▸ **Article**
↓↓↓

Sévère est un caractère tout grand, tout désintéressé, tout chevaleresque en un sens, mais un rôle humain ; c’est l'idéal humain de la pièce, dont le reste exprime l’idéal chrétien. Sévère sauve l’empereur dans un combat ; il est blessé, fait prisonnier ; mais le roi de Perse, son vainqueur, le traite en Bayard. Sévère, de retour, au plus haut degré de la faveur de César, n’en abuse en rien. Sa maîtresse s’est mariée à un autre pendant son absence : il la revoit, il lui parle, veut lui arracher du moins un regret, et, dès qu’il l’a cru surprendre, il est content ; il ne souhaite plus que de mourir d’une belle mort dans les combats ; il s’écrie :

Puisse le juste Ciel, content de ma ruine,
Combler d’heur et de jours Polyeucte et Pauline !

↑↑↑

▸ **Enregistrements fournis**

↓↓↓

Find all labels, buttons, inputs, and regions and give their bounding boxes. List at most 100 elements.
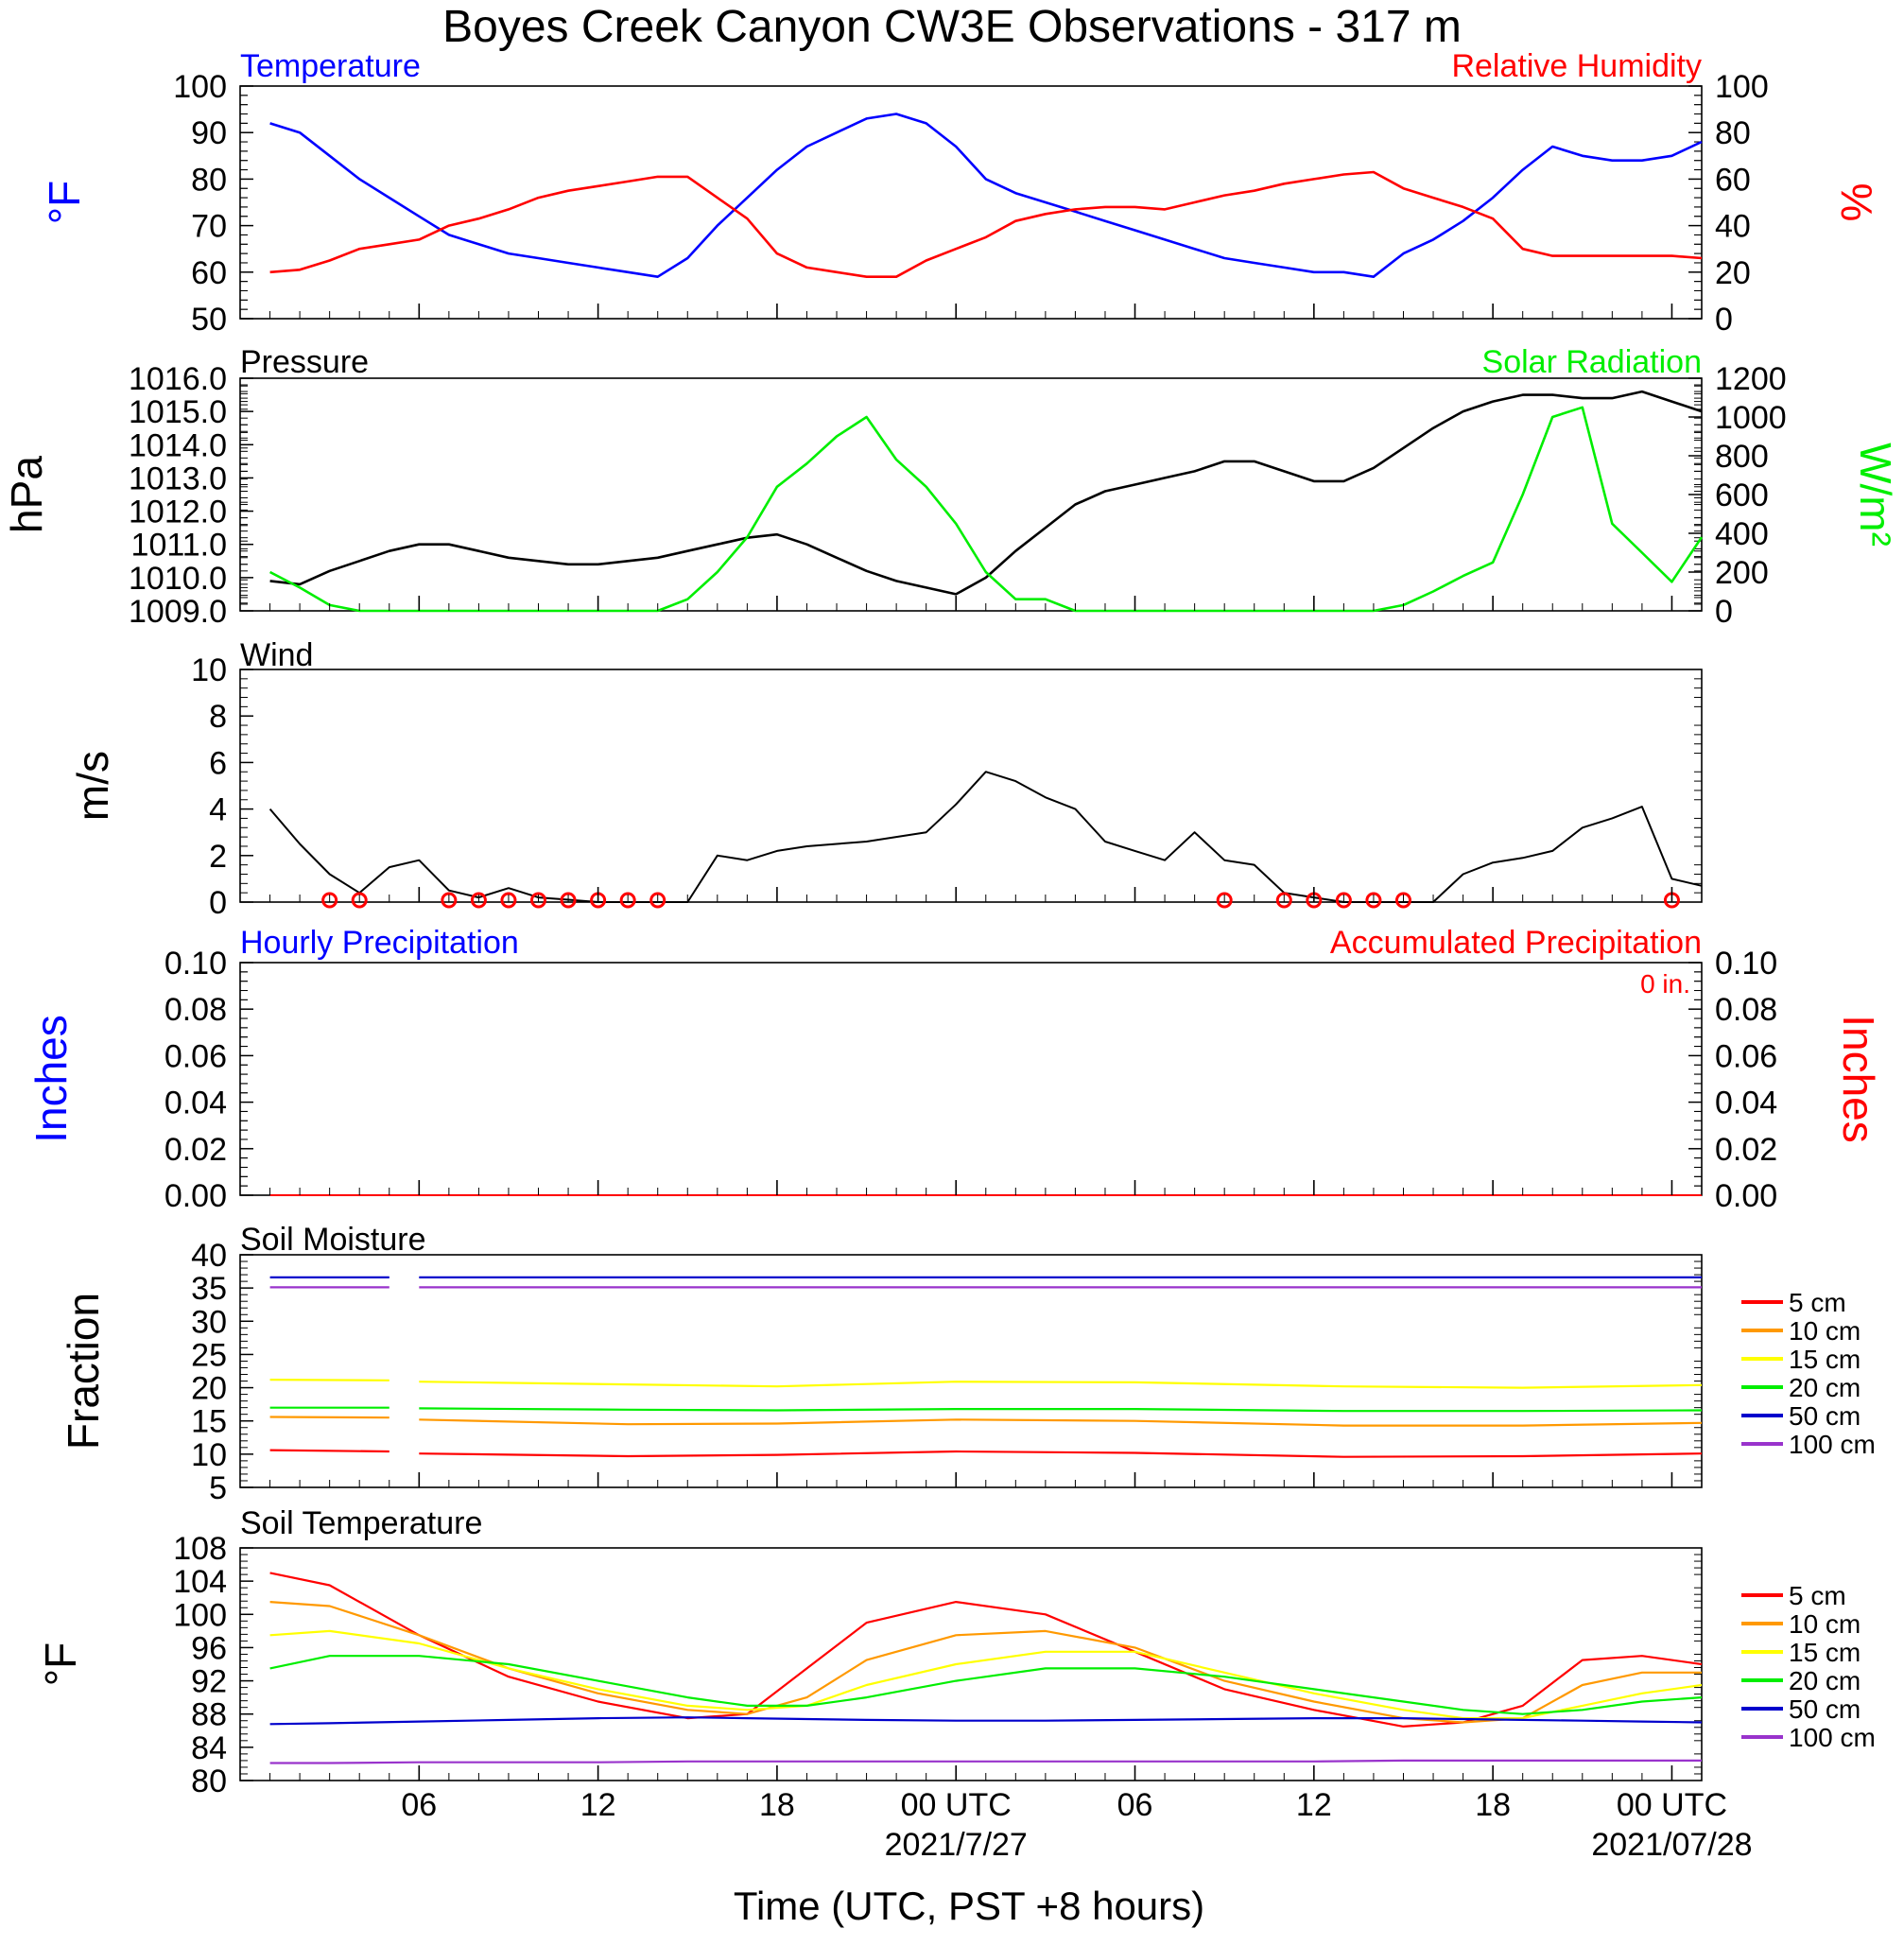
solar-radiation-line xyxy=(268,406,1704,613)
temperature-left-tick-label: 100 xyxy=(173,69,227,105)
soil_moisture-legend-label: 100 cm xyxy=(1789,1430,1876,1459)
calm-wind-circle xyxy=(351,892,368,909)
soil_moisture-legend-label: 50 cm xyxy=(1789,1401,1861,1431)
soil_temperature-left-tick-label: 96 xyxy=(191,1630,227,1666)
wind-panel: Wind m/s 10 8 6 4 2 0 xyxy=(68,637,1703,921)
time-tick-label: 12 xyxy=(1296,1787,1332,1823)
soil-moisture-10cm-line xyxy=(269,1416,389,1419)
calm-wind-circle xyxy=(1335,892,1352,909)
soil-temperature-frame xyxy=(239,1547,1703,1781)
soil_temperature-legend-label: 100 cm xyxy=(1789,1723,1876,1752)
calm-wind-circle xyxy=(619,892,636,909)
temperature-right-tick-label: 40 xyxy=(1715,209,1751,245)
soil_temperature-legend-label: 10 cm xyxy=(1789,1609,1861,1639)
time-axis-label: Time (UTC, PST +8 hours) xyxy=(734,1884,1204,1928)
soil_temperature-left-tick-label: 84 xyxy=(191,1730,227,1766)
temperature-right-tick-label: 100 xyxy=(1715,69,1769,105)
soil-moisture-frame xyxy=(239,1254,1703,1488)
temperature-right-tick-label: 60 xyxy=(1715,162,1751,198)
precip-left-tick-label: 0.00 xyxy=(164,1178,227,1214)
soil_temperature-left-tick-label: 88 xyxy=(191,1697,227,1733)
soil-temperature-unit: °F xyxy=(36,1642,85,1687)
temperature-left-tick-label: 90 xyxy=(191,115,227,151)
wind-title: Wind xyxy=(240,637,313,673)
solar-unit: W/m² xyxy=(1851,443,1900,547)
calm-wind-circle xyxy=(560,892,577,909)
temperature-left-tick-label: 50 xyxy=(191,302,227,338)
soil-temperature-50cm-line xyxy=(269,1716,1703,1726)
pressure-right-tick-label: 400 xyxy=(1715,516,1769,552)
calm-wind-circle xyxy=(649,892,666,909)
pressure-right-tick-label: 800 xyxy=(1715,439,1769,475)
solar-title: Solar Radiation xyxy=(1482,344,1702,380)
soil-moisture-10cm-line xyxy=(419,1418,1703,1427)
pressure-left-tick-label: 1013.0 xyxy=(129,460,227,496)
wind-frame xyxy=(239,669,1703,903)
precip-panel: Hourly Precipitation Accumulated Precipi… xyxy=(26,925,1883,1214)
wind-left-tick-label: 4 xyxy=(209,792,227,828)
soil-moisture-unit: Fraction xyxy=(59,1293,108,1450)
pressure-left-tick-label: 1009.0 xyxy=(129,594,227,630)
calm-wind-circle xyxy=(1216,892,1233,909)
pressure-right-tick-label: 600 xyxy=(1715,478,1769,513)
pressure-left-tick-label: 1011.0 xyxy=(131,528,227,564)
precip-left-tick-label: 0.08 xyxy=(164,992,227,1028)
chart-title: Boyes Creek Canyon CW3E Observations - 3… xyxy=(442,2,1462,52)
wind-left-tick-label: 0 xyxy=(209,885,227,921)
calm-wind-circle xyxy=(1365,892,1382,909)
calm-wind-circle xyxy=(321,892,338,909)
time-tick-label: 00 UTC xyxy=(1617,1787,1727,1823)
pressure-right-tick-label: 1000 xyxy=(1715,400,1787,436)
time-axis: 06 12 18 00 UTC 06 12 18 00 UTC 2021/7/27 2021/07… xyxy=(269,304,1753,1863)
soil_moisture-left-tick-label: 5 xyxy=(209,1470,227,1506)
soil-moisture-title: Soil Moisture xyxy=(240,1222,426,1258)
soil-temperature-5cm-line xyxy=(269,1572,1703,1729)
calm-wind-circle xyxy=(500,892,517,909)
time-tick-label: 18 xyxy=(1475,1787,1511,1823)
calm-wind-circle xyxy=(441,892,458,909)
soil_moisture-legend-label: 10 cm xyxy=(1789,1316,1861,1346)
precip-right-tick-label: 0.10 xyxy=(1715,946,1777,982)
pressure-unit: hPa xyxy=(2,456,51,533)
pressure-left-tick-label: 1010.0 xyxy=(129,561,227,597)
hourly-precip-title: Hourly Precipitation xyxy=(240,925,519,961)
temperature-line xyxy=(269,113,1703,279)
pressure-title: Pressure xyxy=(240,344,369,380)
soil_temperature-legend-label: 50 cm xyxy=(1789,1694,1861,1724)
soil_temperature-legend-label: 5 cm xyxy=(1789,1581,1846,1610)
temperature-right-tick-label: 0 xyxy=(1715,302,1733,338)
soil_moisture-left-tick-label: 20 xyxy=(191,1371,227,1407)
date-label: 2021/7/27 xyxy=(885,1827,1028,1863)
precip-right-tick-label: 0.04 xyxy=(1715,1086,1777,1121)
calm-wind-circle xyxy=(1394,892,1411,909)
soil-temperature-100cm-line xyxy=(269,1759,1702,1764)
soil_moisture-legend-label: 15 cm xyxy=(1789,1345,1861,1374)
soil_moisture-left-tick-label: 10 xyxy=(191,1437,227,1473)
time-tick-label: 18 xyxy=(759,1787,795,1823)
temperature-title: Temperature xyxy=(240,48,421,84)
precip-right-tick-label: 0.00 xyxy=(1715,1178,1777,1214)
soil_moisture-left-tick-label: 40 xyxy=(191,1238,227,1274)
soil_moisture-left-tick-label: 30 xyxy=(191,1304,227,1340)
temperature-left-tick-label: 60 xyxy=(191,255,227,291)
pressure-left-tick-label: 1015.0 xyxy=(129,394,227,430)
precip-left-tick-label: 0.06 xyxy=(164,1038,227,1074)
soil_temperature-left-tick-label: 104 xyxy=(173,1564,227,1600)
accum-precip-title: Accumulated Precipitation xyxy=(1330,925,1702,961)
precip-left-tick-label: 0.02 xyxy=(164,1132,227,1168)
time-tick-label: 06 xyxy=(401,1787,437,1823)
soil-temperature-20cm-line xyxy=(269,1655,1703,1715)
calm-wind-circle xyxy=(1275,892,1292,909)
pressure-left-tick-label: 1012.0 xyxy=(129,495,227,530)
soil-moisture-5cm-line xyxy=(419,1450,1703,1458)
time-tick-label: 00 UTC xyxy=(901,1787,1012,1823)
precip-frame xyxy=(239,962,1703,1196)
soil-moisture-15cm-line xyxy=(269,1378,389,1381)
calm-wind-circle xyxy=(470,892,487,909)
pressure-right-tick-label: 0 xyxy=(1715,594,1733,630)
pressure-line xyxy=(269,390,1703,596)
precip-right-tick-label: 0.02 xyxy=(1715,1132,1777,1168)
precip-right-tick-label: 0.08 xyxy=(1715,992,1777,1028)
pressure-frame xyxy=(239,377,1703,612)
temperature-right-tick-label: 80 xyxy=(1715,115,1751,151)
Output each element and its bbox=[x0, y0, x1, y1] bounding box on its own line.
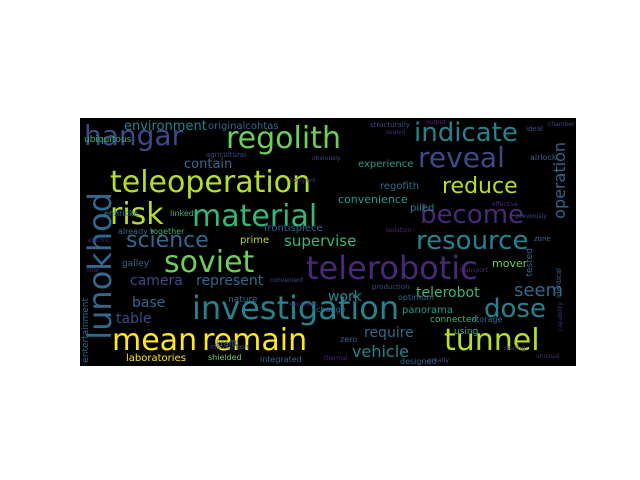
cloud-word: panorama bbox=[402, 305, 454, 316]
cloud-word: thermal bbox=[324, 355, 348, 362]
cloud-word: piled bbox=[410, 203, 435, 214]
cloud-word: zero bbox=[340, 335, 358, 344]
cloud-word: krafft bbox=[216, 339, 238, 348]
cloud-word: designed bbox=[400, 357, 437, 366]
cloud-word: final bbox=[86, 267, 99, 274]
cloud-word: contain bbox=[184, 157, 233, 172]
cloud-word: investigation bbox=[192, 289, 400, 327]
cloud-word: risk bbox=[110, 197, 164, 232]
cloud-word: galley bbox=[122, 259, 150, 269]
cloud-word: obviously bbox=[312, 155, 341, 162]
cloud-word: prime bbox=[240, 235, 270, 246]
cloud-word: mean bbox=[112, 323, 198, 358]
cloud-word: linked bbox=[170, 209, 194, 218]
cloud-word: convenient bbox=[270, 277, 304, 284]
cloud-word: dose bbox=[484, 294, 546, 324]
cloud-word: environment bbox=[124, 119, 207, 134]
cloud-word: structurally bbox=[370, 121, 410, 129]
cloud-word: represent bbox=[196, 273, 264, 289]
cloud-word: originalcohtas bbox=[208, 121, 279, 132]
cloud-word: capability bbox=[557, 302, 564, 332]
cloud-word: require bbox=[364, 325, 414, 341]
cloud-word: previously bbox=[516, 213, 547, 220]
cloud-word: storage bbox=[472, 315, 503, 324]
cloud-word: airlock bbox=[530, 153, 557, 162]
cloud-word: identical bbox=[555, 268, 563, 298]
cloud-word: convenience bbox=[338, 193, 408, 206]
cloud-word: hangar bbox=[84, 119, 184, 152]
cloud-word: seem bbox=[514, 280, 564, 301]
cloud-word: optimum bbox=[398, 293, 434, 302]
cloud-word: agricultural bbox=[206, 151, 247, 159]
cloud-word: tunnel bbox=[444, 323, 540, 358]
cloud-word: base bbox=[132, 295, 166, 311]
cloud-word: soviet bbox=[164, 245, 255, 280]
word-cloud: hangar regolith indicate reveal teleoperatio… bbox=[80, 118, 576, 366]
cloud-word: regolith bbox=[226, 121, 341, 156]
cloud-word: entertainment bbox=[81, 298, 91, 363]
cloud-word: camera bbox=[130, 273, 183, 289]
cloud-word: greatly bbox=[428, 357, 450, 364]
cloud-word: shielded bbox=[208, 353, 242, 362]
cloud-word: science bbox=[126, 228, 209, 253]
cloud-word: work bbox=[328, 289, 362, 305]
cloud-word: ideal bbox=[526, 125, 543, 133]
cloud-word: electric bbox=[88, 237, 111, 244]
cloud-word: reveal bbox=[418, 141, 505, 174]
cloud-word: remain bbox=[202, 323, 308, 358]
cloud-word: table bbox=[116, 311, 152, 327]
cloud-word: tested bbox=[525, 248, 535, 277]
cloud-word: teleoperation bbox=[110, 165, 312, 200]
cloud-word: exclusive bbox=[290, 301, 318, 308]
cloud-word: using bbox=[454, 327, 479, 337]
cloud-word: indicate bbox=[414, 118, 518, 148]
cloud-word: ubiquitous bbox=[84, 135, 132, 145]
cloud-word: sealed bbox=[386, 129, 406, 136]
cloud-word: resource bbox=[416, 226, 529, 256]
cloud-word: experience bbox=[358, 159, 414, 170]
cloud-word: become bbox=[420, 200, 525, 230]
cloud-word: telerobot bbox=[416, 285, 480, 301]
cloud-word: production bbox=[372, 283, 410, 291]
cloud-word: already bbox=[118, 227, 148, 236]
cloud-word: sealing bbox=[504, 345, 526, 352]
cloud-word: nature bbox=[228, 295, 258, 305]
cloud-word: connected bbox=[430, 315, 478, 325]
cloud-word: telerobotic bbox=[306, 249, 478, 287]
cloud-word: reduce bbox=[442, 174, 518, 199]
cloud-word: mover bbox=[492, 257, 528, 270]
cloud-word: transport bbox=[460, 267, 488, 274]
cloud-word: regofith bbox=[380, 181, 420, 192]
cloud-word: frontispiece bbox=[264, 223, 323, 234]
cloud-word: together bbox=[150, 227, 185, 236]
cloud-word: chamber bbox=[548, 121, 575, 128]
cloud-word: supervise bbox=[284, 232, 357, 250]
cloud-word: material bbox=[192, 199, 318, 234]
cloud-word: enhricke bbox=[104, 209, 139, 218]
cloud-word: isolation bbox=[386, 227, 412, 234]
cloud-word: complex bbox=[290, 177, 316, 184]
cloud-word: integrated bbox=[260, 355, 302, 364]
cloud-word: unusual bbox=[536, 353, 560, 360]
cloud-word: effective bbox=[492, 201, 519, 208]
cloud-word: vehicle bbox=[352, 342, 409, 361]
cloud-word: zone bbox=[534, 235, 551, 243]
cloud-word: laboratories bbox=[126, 353, 186, 364]
cloud-word: installation bbox=[210, 343, 249, 351]
cloud-word: change bbox=[316, 305, 346, 314]
cloud-word: output bbox=[426, 119, 446, 126]
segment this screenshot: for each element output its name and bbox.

↑↑↑

▸ **Objectif 1**
Selon le texte sur Sévère, comment le roi de Perse traite-t-il Sévère après l'avoir vaincu ?
▸ **Objectif 2**
Reproduisez à l'identique le passage du texte sur Sévère qui va de « Sévère est un » jusqu'à « Polyeucte et Pauline ! » inclus.
▸ **Objectif 3**
Rédigez la suite du texte sur Sévère, en commençant après les deux vers cités à la fin.
Les enregistrements ne servent pas pour ce travail.

▸ **Réponse 1**
Il le traite en Bayard.

▸ **Réponse 2**
Sévère est un caractère tout grand, tout désintéressé, tout chevaleresque en un sens, mais un rôle humain ; c’est l'idéal humain de la pièce, dont le reste exprime l’idéal chrétien. Sévère sauve l’empereur dans un combat ; il est blessé, fait prisonnier ; mais le roi de Perse, son vainqueur, le traite en Bayard. Sévère, de retour, au plus haut degré de la faveur de César, n’en abuse en rien. Sa maîtresse s’est mariée à un autre pendant son absence : il la revoit, il lui parle, veut lui arracher du moins un regret, et, dès qu’il l’a cru surprendre, il est content ; il ne souhaite plus que de mourir d’une belle mort dans les combats ; il s’écrie :

Puisse le juste Ciel, content de ma ruine,
Combler d’heur et de jours Polyeucte et Pauline !

▸ **Réponse 3**
C’est le généreux humain dans toute sa beauté. Plus tard, quand Polyeucte, par une revanche de générosité surhumaine y lui veut rendre Pauline qu’il va faire veuve par sa mort, Sévère qui a repris espérance un moment, tout d’un coup renversé et précipité de son bonheur par la résolution de Pauline, Sévère reste bon, juste, clément ; il voudrait sauver, il essayera de défendre le rival chrétien qu’on lui préfère, et, dans son entretien avec Fabien, il juge cette naissante religion dans un sentiment qui est de sympathie et d’impartialité :

Je te dirai bien plus, mais avec confidence :
La secte des Chrétiens n’est pas ce que l’on pense ;
On les hait, la raison je ne la connais point,
Et je ne vois Décie injuste qu’en ce point.
Par curiosité j’ai voulu les connaître…

Par curiosité ! et, à ce qu’il dit ensuite, on voit que Sévère, comme cet empereur son homonyme[8] mettrait volontiers au rang de ses Dieux ou de ses sages divins le fondateur du Christianisme. Il fait l’éloge de la morale qui sort de l’Évangile, et laisse pourtant échapper ces quatre vers :

Peut-être qu’après tout ces croyances publiques
Ne sont qu’inventions de sages politiques
Pour contenir un peuple, ou bien pour l’émouvoir,
Et dessus sa faiblesse affermir leur pouvoir.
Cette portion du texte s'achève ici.